What you need to do —
Gather up the lines that contain "Support".

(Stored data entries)
○ ○ ○ ○
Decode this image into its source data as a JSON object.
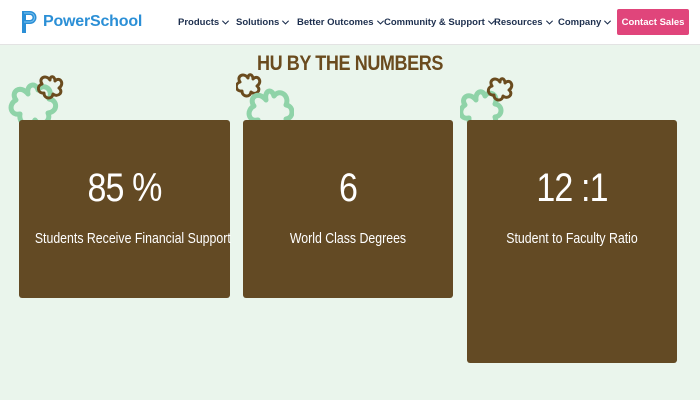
{
  "brand": {
    "name": "PowerSchool"
  },
  "nav": [
    {
      "label": "Products"
    },
    {
      "label": "Solutions"
    },
    {
      "label": "Better Outcomes"
    },
    {
      "label": "Community & Support"
    },
    {
      "label": "Resources"
    },
    {
      "label": "Company"
    }
  ],
  "cta": {
    "label": "Contact Sales"
  },
  "section": {
    "title": "HU BY THE NUMBERS"
  },
  "stats": [
    {
      "value": "85 %",
      "label": "Students Receive Financial Support"
    },
    {
      "value": "6",
      "label": "World Class Degrees"
    },
    {
      "value": "12 :1",
      "label": "Student to Faculty Ratio"
    }
  ],
  "colors": {
    "background": "#eaf5ec",
    "card": "#634a24",
    "heading": "#6a4b1e",
    "cta": "#e0457b",
    "brand": "#2b8fd6",
    "nav_text": "#1d2f4e",
    "deco_green": "#8fd3a8",
    "deco_brown": "#6a4b1e"
  },
  "icons": [
    "powerschool-logo-icon",
    "chevron-down-icon",
    "flower-outline-icon"
  ]
}
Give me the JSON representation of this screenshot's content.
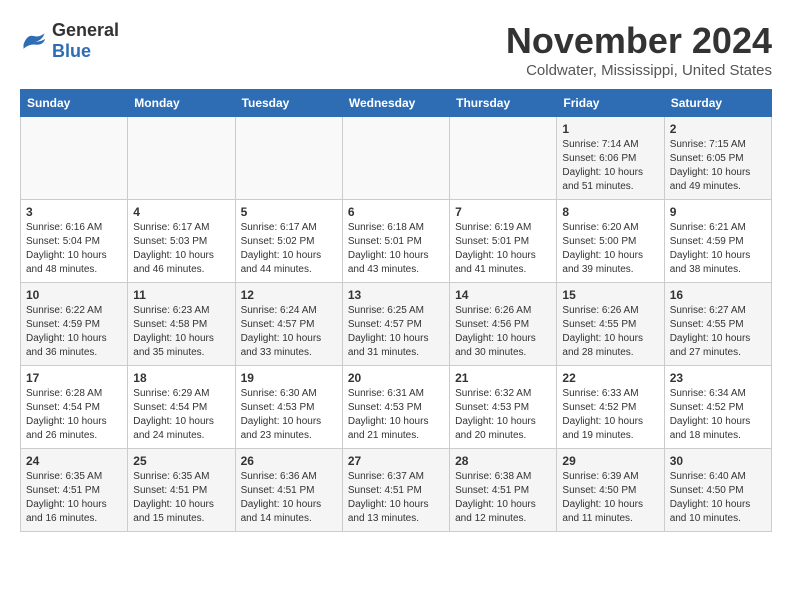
{
  "header": {
    "logo_general": "General",
    "logo_blue": "Blue",
    "title": "November 2024",
    "location": "Coldwater, Mississippi, United States"
  },
  "calendar": {
    "days_of_week": [
      "Sunday",
      "Monday",
      "Tuesday",
      "Wednesday",
      "Thursday",
      "Friday",
      "Saturday"
    ],
    "weeks": [
      {
        "cells": [
          {
            "empty": true
          },
          {
            "empty": true
          },
          {
            "empty": true
          },
          {
            "empty": true
          },
          {
            "empty": true
          },
          {
            "day": "1",
            "sunrise": "Sunrise: 7:14 AM",
            "sunset": "Sunset: 6:06 PM",
            "daylight": "Daylight: 10 hours and 51 minutes."
          },
          {
            "day": "2",
            "sunrise": "Sunrise: 7:15 AM",
            "sunset": "Sunset: 6:05 PM",
            "daylight": "Daylight: 10 hours and 49 minutes."
          }
        ]
      },
      {
        "cells": [
          {
            "day": "3",
            "sunrise": "Sunrise: 6:16 AM",
            "sunset": "Sunset: 5:04 PM",
            "daylight": "Daylight: 10 hours and 48 minutes."
          },
          {
            "day": "4",
            "sunrise": "Sunrise: 6:17 AM",
            "sunset": "Sunset: 5:03 PM",
            "daylight": "Daylight: 10 hours and 46 minutes."
          },
          {
            "day": "5",
            "sunrise": "Sunrise: 6:17 AM",
            "sunset": "Sunset: 5:02 PM",
            "daylight": "Daylight: 10 hours and 44 minutes."
          },
          {
            "day": "6",
            "sunrise": "Sunrise: 6:18 AM",
            "sunset": "Sunset: 5:01 PM",
            "daylight": "Daylight: 10 hours and 43 minutes."
          },
          {
            "day": "7",
            "sunrise": "Sunrise: 6:19 AM",
            "sunset": "Sunset: 5:01 PM",
            "daylight": "Daylight: 10 hours and 41 minutes."
          },
          {
            "day": "8",
            "sunrise": "Sunrise: 6:20 AM",
            "sunset": "Sunset: 5:00 PM",
            "daylight": "Daylight: 10 hours and 39 minutes."
          },
          {
            "day": "9",
            "sunrise": "Sunrise: 6:21 AM",
            "sunset": "Sunset: 4:59 PM",
            "daylight": "Daylight: 10 hours and 38 minutes."
          }
        ]
      },
      {
        "cells": [
          {
            "day": "10",
            "sunrise": "Sunrise: 6:22 AM",
            "sunset": "Sunset: 4:59 PM",
            "daylight": "Daylight: 10 hours and 36 minutes."
          },
          {
            "day": "11",
            "sunrise": "Sunrise: 6:23 AM",
            "sunset": "Sunset: 4:58 PM",
            "daylight": "Daylight: 10 hours and 35 minutes."
          },
          {
            "day": "12",
            "sunrise": "Sunrise: 6:24 AM",
            "sunset": "Sunset: 4:57 PM",
            "daylight": "Daylight: 10 hours and 33 minutes."
          },
          {
            "day": "13",
            "sunrise": "Sunrise: 6:25 AM",
            "sunset": "Sunset: 4:57 PM",
            "daylight": "Daylight: 10 hours and 31 minutes."
          },
          {
            "day": "14",
            "sunrise": "Sunrise: 6:26 AM",
            "sunset": "Sunset: 4:56 PM",
            "daylight": "Daylight: 10 hours and 30 minutes."
          },
          {
            "day": "15",
            "sunrise": "Sunrise: 6:26 AM",
            "sunset": "Sunset: 4:55 PM",
            "daylight": "Daylight: 10 hours and 28 minutes."
          },
          {
            "day": "16",
            "sunrise": "Sunrise: 6:27 AM",
            "sunset": "Sunset: 4:55 PM",
            "daylight": "Daylight: 10 hours and 27 minutes."
          }
        ]
      },
      {
        "cells": [
          {
            "day": "17",
            "sunrise": "Sunrise: 6:28 AM",
            "sunset": "Sunset: 4:54 PM",
            "daylight": "Daylight: 10 hours and 26 minutes."
          },
          {
            "day": "18",
            "sunrise": "Sunrise: 6:29 AM",
            "sunset": "Sunset: 4:54 PM",
            "daylight": "Daylight: 10 hours and 24 minutes."
          },
          {
            "day": "19",
            "sunrise": "Sunrise: 6:30 AM",
            "sunset": "Sunset: 4:53 PM",
            "daylight": "Daylight: 10 hours and 23 minutes."
          },
          {
            "day": "20",
            "sunrise": "Sunrise: 6:31 AM",
            "sunset": "Sunset: 4:53 PM",
            "daylight": "Daylight: 10 hours and 21 minutes."
          },
          {
            "day": "21",
            "sunrise": "Sunrise: 6:32 AM",
            "sunset": "Sunset: 4:53 PM",
            "daylight": "Daylight: 10 hours and 20 minutes."
          },
          {
            "day": "22",
            "sunrise": "Sunrise: 6:33 AM",
            "sunset": "Sunset: 4:52 PM",
            "daylight": "Daylight: 10 hours and 19 minutes."
          },
          {
            "day": "23",
            "sunrise": "Sunrise: 6:34 AM",
            "sunset": "Sunset: 4:52 PM",
            "daylight": "Daylight: 10 hours and 18 minutes."
          }
        ]
      },
      {
        "cells": [
          {
            "day": "24",
            "sunrise": "Sunrise: 6:35 AM",
            "sunset": "Sunset: 4:51 PM",
            "daylight": "Daylight: 10 hours and 16 minutes."
          },
          {
            "day": "25",
            "sunrise": "Sunrise: 6:35 AM",
            "sunset": "Sunset: 4:51 PM",
            "daylight": "Daylight: 10 hours and 15 minutes."
          },
          {
            "day": "26",
            "sunrise": "Sunrise: 6:36 AM",
            "sunset": "Sunset: 4:51 PM",
            "daylight": "Daylight: 10 hours and 14 minutes."
          },
          {
            "day": "27",
            "sunrise": "Sunrise: 6:37 AM",
            "sunset": "Sunset: 4:51 PM",
            "daylight": "Daylight: 10 hours and 13 minutes."
          },
          {
            "day": "28",
            "sunrise": "Sunrise: 6:38 AM",
            "sunset": "Sunset: 4:51 PM",
            "daylight": "Daylight: 10 hours and 12 minutes."
          },
          {
            "day": "29",
            "sunrise": "Sunrise: 6:39 AM",
            "sunset": "Sunset: 4:50 PM",
            "daylight": "Daylight: 10 hours and 11 minutes."
          },
          {
            "day": "30",
            "sunrise": "Sunrise: 6:40 AM",
            "sunset": "Sunset: 4:50 PM",
            "daylight": "Daylight: 10 hours and 10 minutes."
          }
        ]
      }
    ]
  }
}
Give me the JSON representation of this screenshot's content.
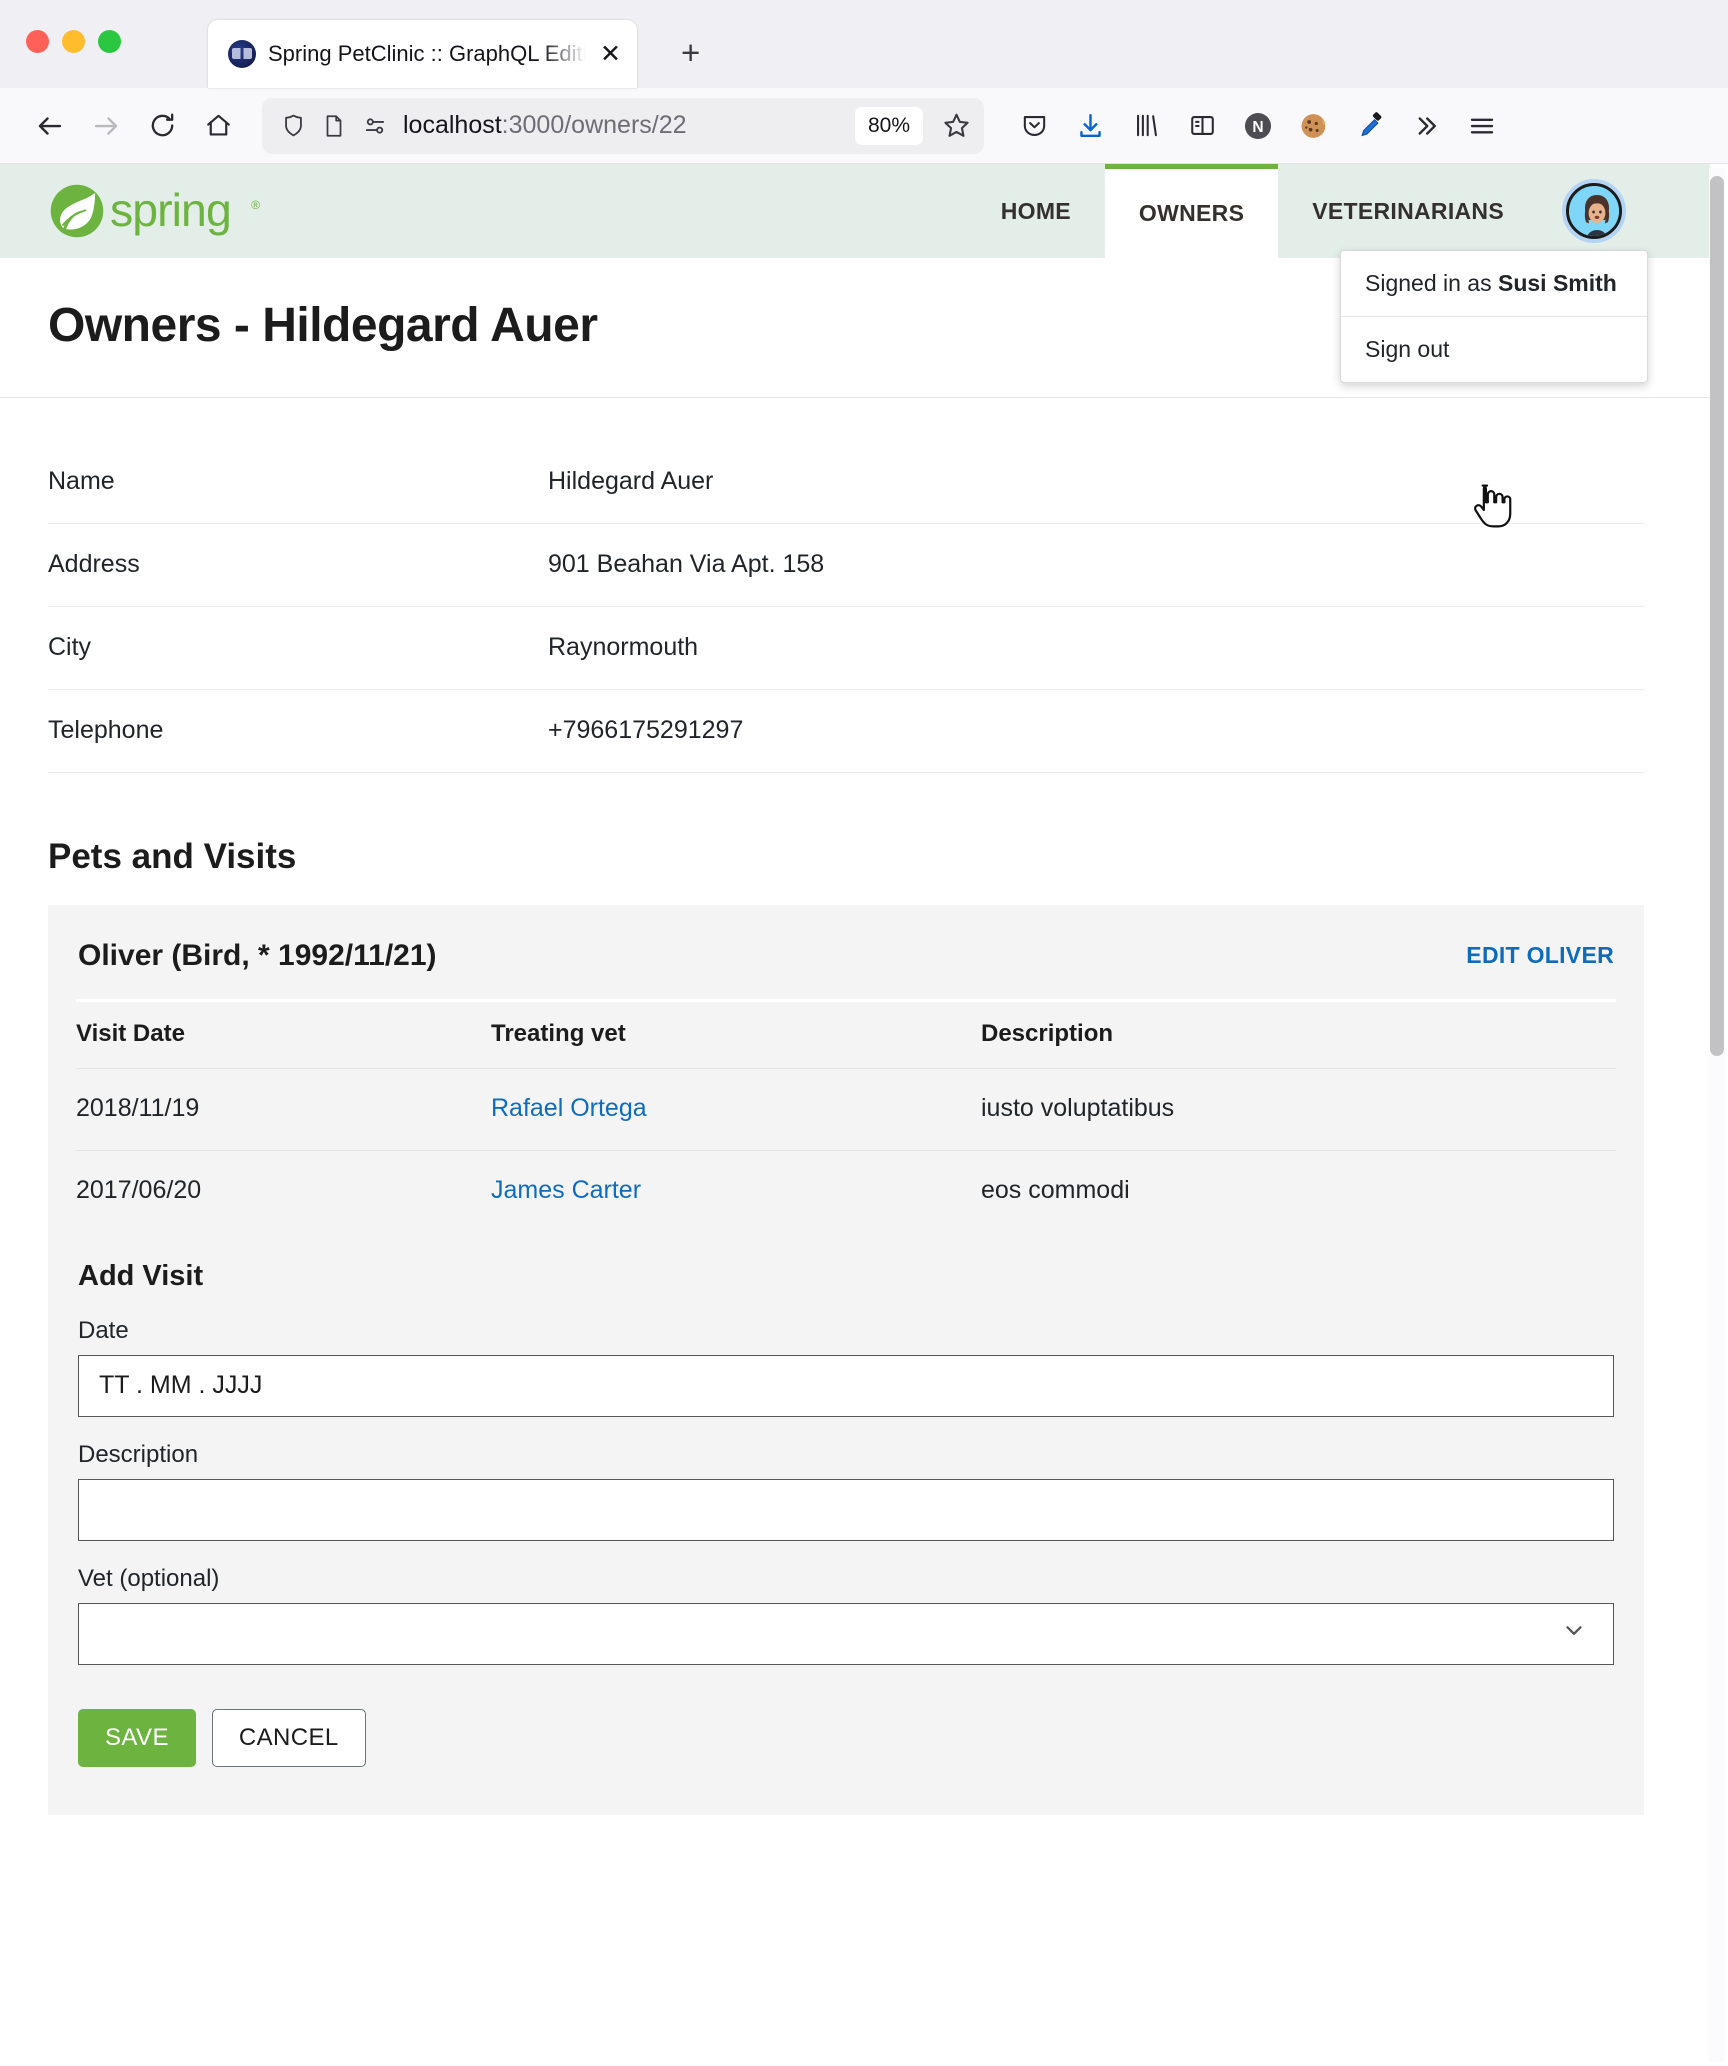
○ ○ ○ ○
Solution to this task —
      "label": "Community & Support"
      "label": "Students Receive Financial Support"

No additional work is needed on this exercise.